**Rows**

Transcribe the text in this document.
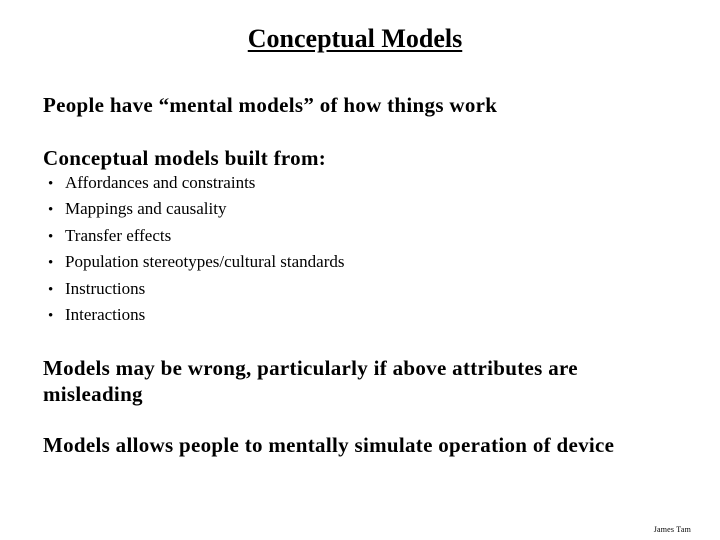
Conceptual Models

People have “mental models” of how things work

Conceptual models built from:

• Affordances and constraints
• Mappings and causality
• Transfer effects
• Population stereotypes/cultural standards
• Instructions
• Interactions

Models may be wrong, particularly if above attributes are misleading

Models allows people to mentally simulate operation of device

James Tam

**Stated problem**
Will you set down the records word for word while leaving out every picture?

**Answer for the task**
Transcribe the text in this document.
Conceptual Models

People have “mental models” of how things work

Conceptual models built from:

• Affordances and constraints
• Mappings and causality
• Transfer effects
• Population stereotypes/cultural standards
• Instructions
• Interactions

Models may be wrong, particularly if above attributes are misleading

Models allows people to mentally simulate operation of device

James Tam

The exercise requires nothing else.